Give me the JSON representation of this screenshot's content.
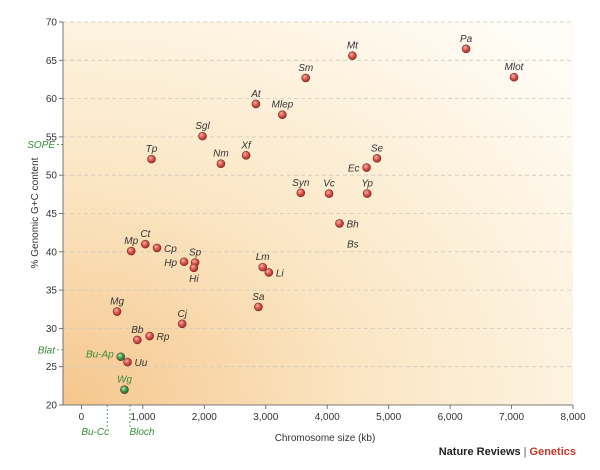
{
  "chart_data": {
    "type": "scatter",
    "xlabel": "Chromosome size (kb)",
    "ylabel": "% Genomic G+C content",
    "xlim": [
      -300,
      8000
    ],
    "ylim": [
      20,
      70
    ],
    "xticks": [
      0,
      1000,
      2000,
      3000,
      4000,
      5000,
      6000,
      7000,
      8000
    ],
    "xtick_labels": [
      "0",
      "1,000",
      "2,000",
      "3,000",
      "4,000",
      "5,000",
      "6,000",
      "7,000",
      "8,000"
    ],
    "yticks": [
      20,
      25,
      30,
      35,
      40,
      45,
      50,
      55,
      60,
      65,
      70
    ],
    "grid": "horizontal dashed",
    "colors": {
      "point": "#d9534f",
      "special_point": "#3a9a4a",
      "special_text": "#3a8a3a"
    },
    "points": [
      {
        "label": "Pa",
        "x": 6260,
        "y": 66.5
      },
      {
        "label": "Mt",
        "x": 4410,
        "y": 65.6
      },
      {
        "label": "Mlot",
        "x": 7040,
        "y": 62.8
      },
      {
        "label": "Sm",
        "x": 3650,
        "y": 62.7
      },
      {
        "label": "At",
        "x": 2840,
        "y": 59.3
      },
      {
        "label": "Mlep",
        "x": 3270,
        "y": 57.9
      },
      {
        "label": "Sgl",
        "x": 1970,
        "y": 55.1
      },
      {
        "label": "Tp",
        "x": 1140,
        "y": 52.1
      },
      {
        "label": "Xf",
        "x": 2680,
        "y": 52.6
      },
      {
        "label": "Nm",
        "x": 2270,
        "y": 51.5
      },
      {
        "label": "Se",
        "x": 4810,
        "y": 52.2
      },
      {
        "label": "Ec",
        "x": 4640,
        "y": 51.0
      },
      {
        "label": "Syn",
        "x": 3570,
        "y": 47.7
      },
      {
        "label": "Vc",
        "x": 4030,
        "y": 47.6
      },
      {
        "label": "Yp",
        "x": 4650,
        "y": 47.6
      },
      {
        "label": "Bh",
        "x": 4200,
        "y": 43.7
      },
      {
        "label": "Mp",
        "x": 810,
        "y": 40.1
      },
      {
        "label": "Ct",
        "x": 1040,
        "y": 41.0
      },
      {
        "label": "Cp",
        "x": 1230,
        "y": 40.5
      },
      {
        "label": "Hp",
        "x": 1670,
        "y": 38.7
      },
      {
        "label": "Sp",
        "x": 1850,
        "y": 38.6
      },
      {
        "label": "Hi",
        "x": 1830,
        "y": 37.9
      },
      {
        "label": "Lm",
        "x": 2950,
        "y": 38.0
      },
      {
        "label": "Li",
        "x": 3050,
        "y": 37.3
      },
      {
        "label": "Sa",
        "x": 2880,
        "y": 32.8
      },
      {
        "label": "Mg",
        "x": 580,
        "y": 32.2
      },
      {
        "label": "Cj",
        "x": 1640,
        "y": 30.6
      },
      {
        "label": "Bb",
        "x": 910,
        "y": 28.5
      },
      {
        "label": "Rp",
        "x": 1110,
        "y": 29.0
      },
      {
        "label": "Uu",
        "x": 750,
        "y": 25.6
      }
    ],
    "special_points": [
      {
        "label": "Bu-Ap",
        "x": 640,
        "y": 26.3
      },
      {
        "label": "Wg",
        "x": 700,
        "y": 22.0
      }
    ],
    "annotations": [
      {
        "label": "SOPE",
        "kind": "y-marker",
        "value": 54.0
      },
      {
        "label": "Blat",
        "kind": "y-marker",
        "value": 27.2
      },
      {
        "label": "Bu-Cc",
        "kind": "x-marker",
        "value": 420
      },
      {
        "label": "Bloch",
        "kind": "x-marker",
        "value": 790
      },
      {
        "label": "Bs",
        "kind": "text",
        "x": 4370,
        "y": 41.1
      }
    ]
  },
  "credit": {
    "source": "Nature Reviews",
    "separator": "|",
    "brand": "Genetics"
  }
}
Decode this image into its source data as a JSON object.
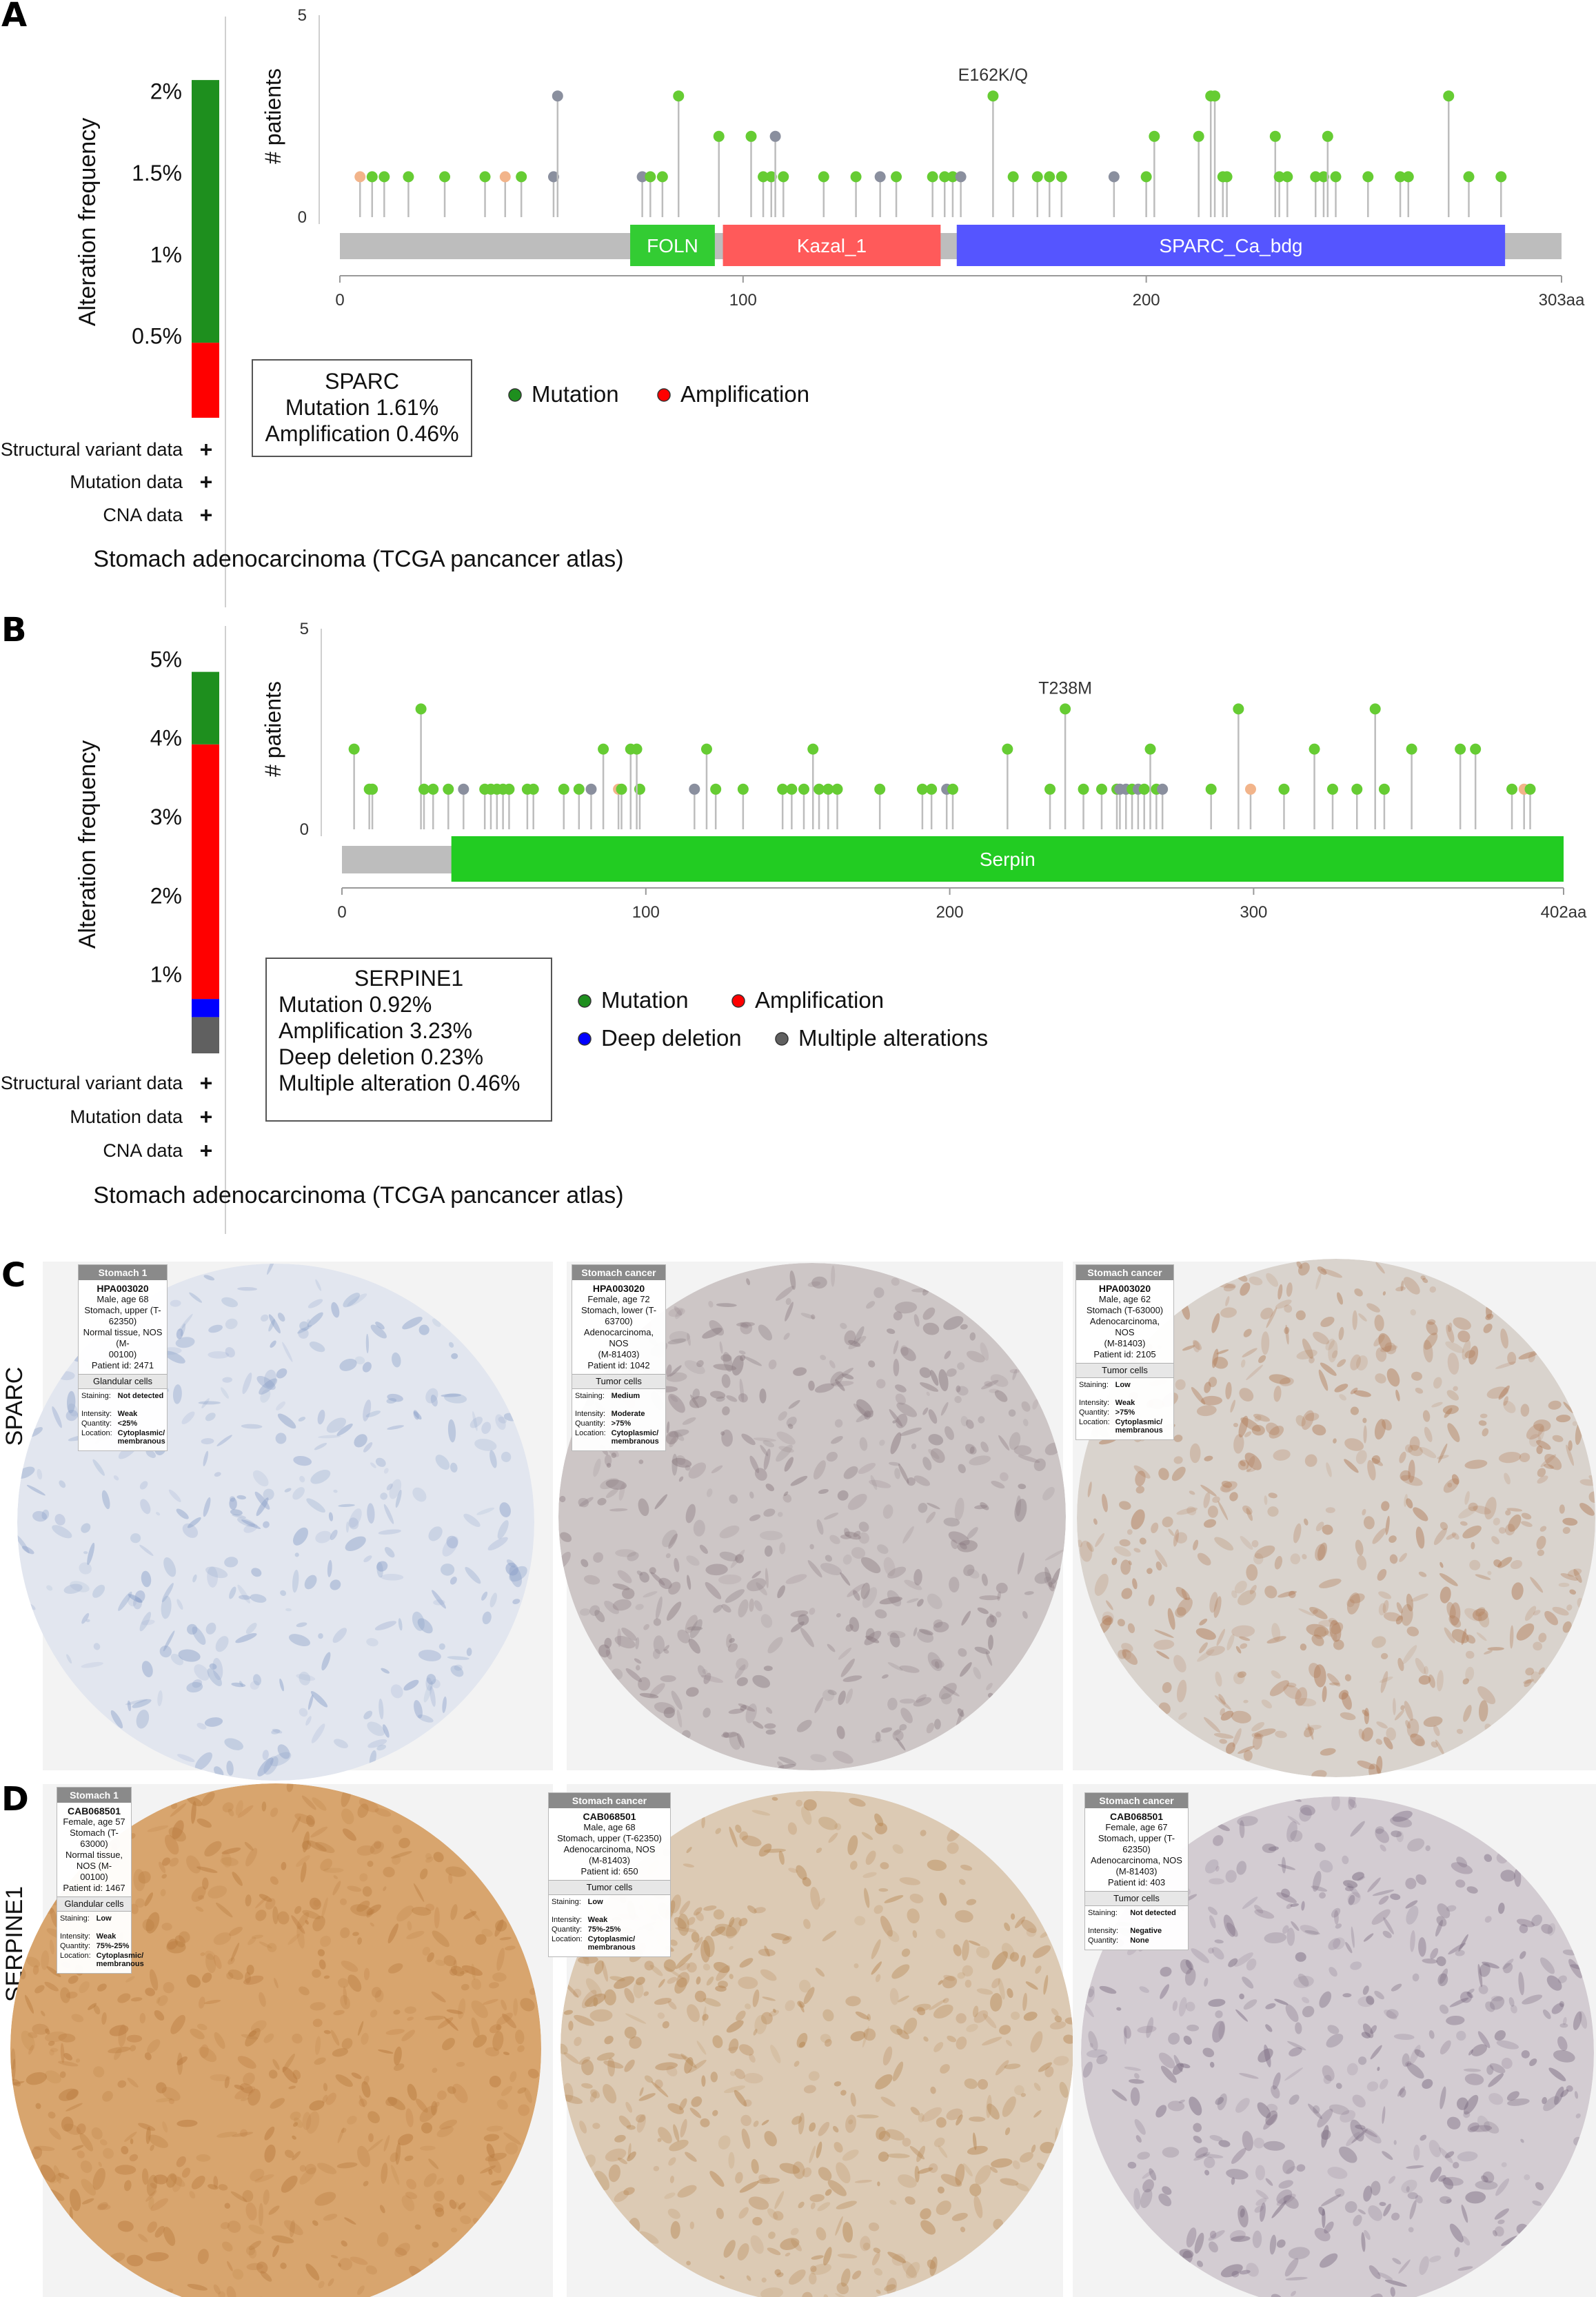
=====
**WORK REQUIRED:** Across the records above, count the lines holding "content" and reply with that number alone.

**YOUR SOLUTION:** 2